• Problem to solve: Exclude the pictures and reproduce the remaining data exactly as written.

• Available data:
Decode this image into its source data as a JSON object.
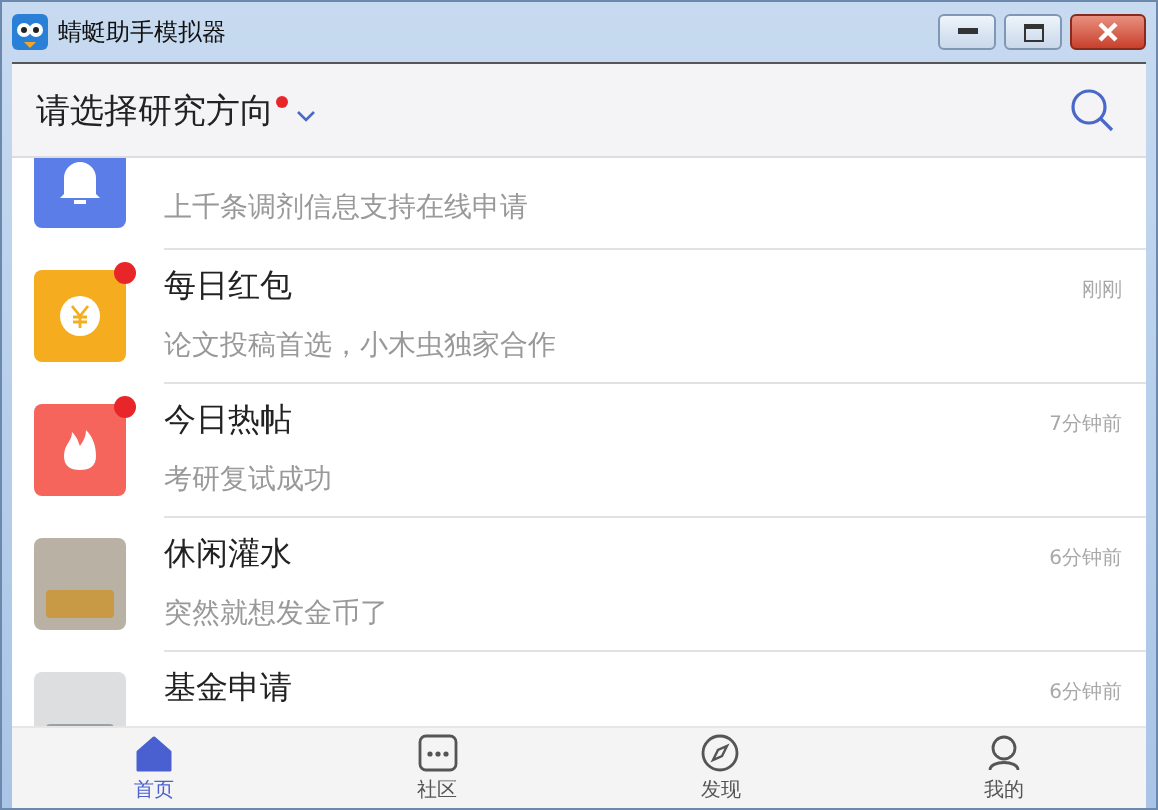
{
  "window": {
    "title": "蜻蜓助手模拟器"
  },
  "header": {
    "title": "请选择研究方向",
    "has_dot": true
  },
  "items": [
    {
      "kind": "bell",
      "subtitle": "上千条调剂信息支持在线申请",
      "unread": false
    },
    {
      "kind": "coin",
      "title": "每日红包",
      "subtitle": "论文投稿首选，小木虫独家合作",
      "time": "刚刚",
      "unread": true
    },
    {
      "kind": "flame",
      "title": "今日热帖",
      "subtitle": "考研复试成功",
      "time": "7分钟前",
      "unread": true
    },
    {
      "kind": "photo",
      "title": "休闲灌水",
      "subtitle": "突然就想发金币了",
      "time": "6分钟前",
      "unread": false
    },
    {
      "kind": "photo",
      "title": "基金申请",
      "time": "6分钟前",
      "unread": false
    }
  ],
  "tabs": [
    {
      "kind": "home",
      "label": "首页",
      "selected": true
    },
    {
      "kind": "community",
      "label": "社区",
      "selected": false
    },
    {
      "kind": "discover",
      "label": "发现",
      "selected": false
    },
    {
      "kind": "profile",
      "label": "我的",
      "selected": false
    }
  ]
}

• Answer to this exercise:
Decode this image into its source data as a JSON object.
{
  "window": {
    "title": "蜻蜓助手模拟器"
  },
  "header": {
    "title": "请选择研究方向",
    "has_dot": true
  },
  "items": [
    {
      "kind": "bell",
      "subtitle": "上千条调剂信息支持在线申请",
      "unread": false
    },
    {
      "kind": "coin",
      "title": "每日红包",
      "subtitle": "论文投稿首选，小木虫独家合作",
      "time": "刚刚",
      "unread": true
    },
    {
      "kind": "flame",
      "title": "今日热帖",
      "subtitle": "考研复试成功",
      "time": "7分钟前",
      "unread": true
    },
    {
      "kind": "photo",
      "title": "休闲灌水",
      "subtitle": "突然就想发金币了",
      "time": "6分钟前",
      "unread": false
    },
    {
      "kind": "photo",
      "title": "基金申请",
      "time": "6分钟前",
      "unread": false
    }
  ],
  "tabs": [
    {
      "kind": "home",
      "label": "首页",
      "selected": true
    },
    {
      "kind": "community",
      "label": "社区",
      "selected": false
    },
    {
      "kind": "discover",
      "label": "发现",
      "selected": false
    },
    {
      "kind": "profile",
      "label": "我的",
      "selected": false
    }
  ]
}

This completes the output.